Instructions to follow — Pick out each line with the word "Feuchte" from the material that follows.

Entries shown —
# # #
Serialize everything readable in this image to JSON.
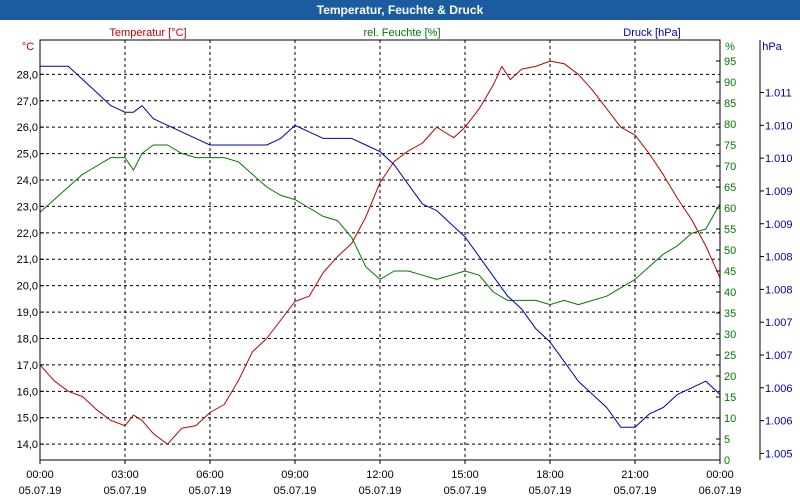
{
  "window": {
    "title": "Temperatur, Feuchte & Druck"
  },
  "colors": {
    "temperature": "#c00000",
    "humidity": "#007a00",
    "pressure": "#0000aa",
    "grid": "#000000",
    "axis_text": "#000000",
    "titlebar": "#1a5c9e"
  },
  "chart_data": {
    "type": "line",
    "title": "Temperatur, Feuchte & Druck",
    "x_ticks": [
      {
        "hours": 0,
        "time": "00:00",
        "date": "05.07.19"
      },
      {
        "hours": 3,
        "time": "03:00",
        "date": "05.07.19"
      },
      {
        "hours": 6,
        "time": "06:00",
        "date": "05.07.19"
      },
      {
        "hours": 9,
        "time": "09:00",
        "date": "05.07.19"
      },
      {
        "hours": 12,
        "time": "12:00",
        "date": "05.07.19"
      },
      {
        "hours": 15,
        "time": "15:00",
        "date": "05.07.19"
      },
      {
        "hours": 18,
        "time": "18:00",
        "date": "05.07.19"
      },
      {
        "hours": 21,
        "time": "21:00",
        "date": "05.07.19"
      },
      {
        "hours": 24,
        "time": "00:00",
        "date": "06.07.19"
      }
    ],
    "x_range": [
      0,
      24
    ],
    "axes": {
      "temperature": {
        "label": "Temperatur [°C]",
        "unit": "°C",
        "range": [
          13.4,
          29.3
        ],
        "ticks": [
          "14,0",
          "15,0",
          "16,0",
          "17,0",
          "18,0",
          "19,0",
          "20,0",
          "21,0",
          "22,0",
          "23,0",
          "24,0",
          "25,0",
          "26,0",
          "27,0",
          "28,0"
        ],
        "tick_values": [
          14,
          15,
          16,
          17,
          18,
          19,
          20,
          21,
          22,
          23,
          24,
          25,
          26,
          27,
          28
        ]
      },
      "humidity": {
        "label": "rel. Feuchte [%]",
        "unit": "%",
        "range": [
          0,
          100
        ],
        "ticks": [
          "0",
          "5",
          "10",
          "15",
          "20",
          "25",
          "30",
          "35",
          "40",
          "45",
          "50",
          "55",
          "60",
          "65",
          "70",
          "75",
          "80",
          "85",
          "90",
          "95"
        ],
        "tick_values": [
          0,
          5,
          10,
          15,
          20,
          25,
          30,
          35,
          40,
          45,
          50,
          55,
          60,
          65,
          70,
          75,
          80,
          85,
          90,
          95
        ]
      },
      "pressure": {
        "label": "Druck [hPa]",
        "unit": "hPa",
        "range": [
          1005.0,
          1011.4
        ],
        "ticks": [
          "1.005",
          "1.006",
          "1.006",
          "1.007",
          "1.007",
          "1.008",
          "1.008",
          "1.009",
          "1.009",
          "1.010",
          "1.010",
          "1.011"
        ],
        "tick_values": [
          1005.1,
          1005.6,
          1006.1,
          1006.6,
          1007.1,
          1007.6,
          1008.1,
          1008.6,
          1009.1,
          1009.6,
          1010.1,
          1010.6
        ]
      }
    },
    "series": [
      {
        "name": "Temperatur [°C]",
        "axis": "temperature",
        "color": "#c00000",
        "x": [
          0,
          0.5,
          1,
          1.5,
          2,
          2.5,
          3,
          3.3,
          3.6,
          4,
          4.5,
          5,
          5.5,
          6,
          6.5,
          7,
          7.5,
          8,
          8.5,
          9,
          9.5,
          10,
          10.5,
          11,
          11.5,
          12,
          12.5,
          13,
          13.5,
          14,
          14.3,
          14.6,
          15,
          15.5,
          16,
          16.3,
          16.6,
          17,
          17.5,
          18,
          18.5,
          19,
          19.5,
          20,
          20.5,
          21,
          21.5,
          22,
          22.5,
          23,
          23.5,
          24
        ],
        "values": [
          17.0,
          16.4,
          16.0,
          15.8,
          15.3,
          14.9,
          14.7,
          15.1,
          14.9,
          14.4,
          14.0,
          14.6,
          14.7,
          15.2,
          15.5,
          16.4,
          17.5,
          18.0,
          18.7,
          19.4,
          19.6,
          20.5,
          21.1,
          21.6,
          22.6,
          23.9,
          24.7,
          25.1,
          25.4,
          26.0,
          25.8,
          25.6,
          26.0,
          26.7,
          27.6,
          28.3,
          27.8,
          28.2,
          28.3,
          28.5,
          28.4,
          28.0,
          27.4,
          26.7,
          26.0,
          25.7,
          25.0,
          24.2,
          23.3,
          22.5,
          21.5,
          20.3
        ]
      },
      {
        "name": "rel. Feuchte [%]",
        "axis": "humidity",
        "color": "#007a00",
        "x": [
          0,
          0.5,
          1,
          1.5,
          2,
          2.5,
          3,
          3.3,
          3.6,
          4,
          4.5,
          5,
          5.5,
          6,
          6.5,
          7,
          7.5,
          8,
          8.5,
          9,
          9.5,
          10,
          10.5,
          11,
          11.5,
          12,
          12.5,
          13,
          13.5,
          14,
          14.5,
          15,
          15.5,
          16,
          16.5,
          17,
          17.5,
          18,
          18.5,
          19,
          19.5,
          20,
          20.5,
          21,
          21.5,
          22,
          22.5,
          23,
          23.5,
          24
        ],
        "values": [
          59,
          62,
          65,
          68,
          70,
          72,
          72,
          69,
          73,
          75,
          75,
          73,
          72,
          72,
          72,
          71,
          68,
          65,
          63,
          62,
          60,
          58,
          57,
          53,
          46,
          43,
          45,
          45,
          44,
          43,
          44,
          45,
          44,
          40,
          38,
          38,
          38,
          37,
          38,
          37,
          38,
          39,
          41,
          43,
          46,
          49,
          51,
          54,
          55,
          61
        ]
      },
      {
        "name": "Druck [hPa]",
        "axis": "pressure",
        "color": "#0000aa",
        "x": [
          0,
          0.5,
          1,
          1.5,
          2,
          2.5,
          3,
          3.3,
          3.6,
          4,
          4.5,
          5,
          5.5,
          6,
          6.5,
          7,
          7.5,
          8,
          8.5,
          9,
          9.5,
          10,
          10.5,
          11,
          11.5,
          12,
          12.5,
          13,
          13.5,
          14,
          14.5,
          15,
          15.5,
          16,
          16.5,
          17,
          17.5,
          18,
          18.5,
          19,
          19.5,
          20,
          20.5,
          21,
          21.5,
          22,
          22.5,
          23,
          23.5,
          24
        ],
        "values": [
          1011.0,
          1011.0,
          1011.0,
          1010.8,
          1010.6,
          1010.4,
          1010.3,
          1010.3,
          1010.4,
          1010.2,
          1010.1,
          1010.0,
          1009.9,
          1009.8,
          1009.8,
          1009.8,
          1009.8,
          1009.8,
          1009.9,
          1010.1,
          1010.0,
          1009.9,
          1009.9,
          1009.9,
          1009.8,
          1009.7,
          1009.5,
          1009.2,
          1008.9,
          1008.8,
          1008.6,
          1008.4,
          1008.1,
          1007.8,
          1007.5,
          1007.3,
          1007.0,
          1006.8,
          1006.5,
          1006.2,
          1006.0,
          1005.8,
          1005.5,
          1005.5,
          1005.7,
          1005.8,
          1006.0,
          1006.1,
          1006.2,
          1006.0
        ]
      }
    ]
  }
}
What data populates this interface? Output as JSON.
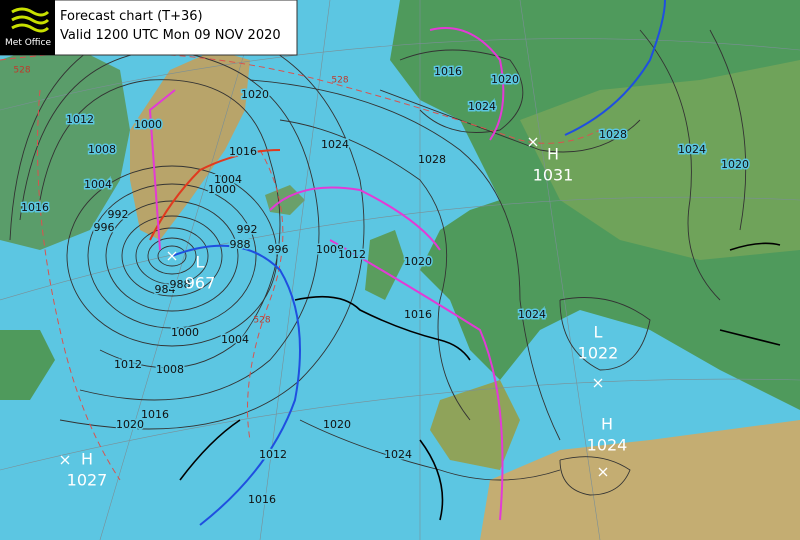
{
  "header": {
    "logo_text": "Met Office",
    "title": "Forecast chart (T+36)",
    "valid": "Valid 1200 UTC Mon 09 NOV 2020"
  },
  "pressure_centres": [
    {
      "kind": "L",
      "value": 967
    },
    {
      "kind": "H",
      "value": 1031
    },
    {
      "kind": "L",
      "value": 1022
    },
    {
      "kind": "H",
      "value": 1024
    },
    {
      "kind": "H",
      "value": 1027
    }
  ],
  "isobar_labels": [
    1016,
    1020,
    1024,
    1028,
    1024,
    1020,
    1028,
    1024,
    1020,
    1016,
    1004,
    1000,
    1000,
    1008,
    1012,
    1004,
    1016,
    996,
    992,
    988,
    992,
    996,
    1008,
    1012,
    1020,
    1016,
    1024,
    984,
    988,
    1000,
    1004,
    1008,
    1012,
    1016,
    1020,
    1020,
    1012,
    1016,
    1024
  ],
  "thickness_labels": [
    528,
    528,
    528
  ]
}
# # #
Output for this task —
    "title": "Temperatur, Feuchte & Druck"
    "title": "Temperatur, Feuchte & Druck",
        "label": "rel. Feuchte [%]",
        "name": "rel. Feuchte [%]",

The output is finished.